* Records
****************************************

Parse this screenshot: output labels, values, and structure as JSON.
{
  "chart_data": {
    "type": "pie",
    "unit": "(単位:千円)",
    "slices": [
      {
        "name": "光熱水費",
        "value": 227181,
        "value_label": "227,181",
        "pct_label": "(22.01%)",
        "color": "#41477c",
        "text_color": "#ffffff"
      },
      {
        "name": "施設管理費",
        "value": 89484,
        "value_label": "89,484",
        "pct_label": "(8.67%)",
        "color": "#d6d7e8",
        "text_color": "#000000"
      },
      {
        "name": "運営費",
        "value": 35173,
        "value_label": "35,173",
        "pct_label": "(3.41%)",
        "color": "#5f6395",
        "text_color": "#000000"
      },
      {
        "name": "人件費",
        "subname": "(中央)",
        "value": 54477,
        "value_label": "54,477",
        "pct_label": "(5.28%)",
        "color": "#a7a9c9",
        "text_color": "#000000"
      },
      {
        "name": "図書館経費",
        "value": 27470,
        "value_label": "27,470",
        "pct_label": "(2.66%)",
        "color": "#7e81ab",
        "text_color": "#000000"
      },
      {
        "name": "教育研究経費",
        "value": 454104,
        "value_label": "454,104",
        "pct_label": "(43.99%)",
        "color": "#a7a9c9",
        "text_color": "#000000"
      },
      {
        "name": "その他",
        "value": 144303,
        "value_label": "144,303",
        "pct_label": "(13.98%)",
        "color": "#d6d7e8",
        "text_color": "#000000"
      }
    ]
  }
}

****************************************

* Your task
Reproduce every line of the material above exactly.

* Answer for this exercise
Parse this screenshot: output labels, values, and structure as JSON.
{
  "chart_data": {
    "type": "pie",
    "unit": "(単位:千円)",
    "slices": [
      {
        "name": "光熱水費",
        "value": 227181,
        "value_label": "227,181",
        "pct_label": "(22.01%)",
        "color": "#41477c",
        "text_color": "#ffffff"
      },
      {
        "name": "施設管理費",
        "value": 89484,
        "value_label": "89,484",
        "pct_label": "(8.67%)",
        "color": "#d6d7e8",
        "text_color": "#000000"
      },
      {
        "name": "運営費",
        "value": 35173,
        "value_label": "35,173",
        "pct_label": "(3.41%)",
        "color": "#5f6395",
        "text_color": "#000000"
      },
      {
        "name": "人件費",
        "subname": "(中央)",
        "value": 54477,
        "value_label": "54,477",
        "pct_label": "(5.28%)",
        "color": "#a7a9c9",
        "text_color": "#000000"
      },
      {
        "name": "図書館経費",
        "value": 27470,
        "value_label": "27,470",
        "pct_label": "(2.66%)",
        "color": "#7e81ab",
        "text_color": "#000000"
      },
      {
        "name": "教育研究経費",
        "value": 454104,
        "value_label": "454,104",
        "pct_label": "(43.99%)",
        "color": "#a7a9c9",
        "text_color": "#000000"
      },
      {
        "name": "その他",
        "value": 144303,
        "value_label": "144,303",
        "pct_label": "(13.98%)",
        "color": "#d6d7e8",
        "text_color": "#000000"
      }
    ]
  }
}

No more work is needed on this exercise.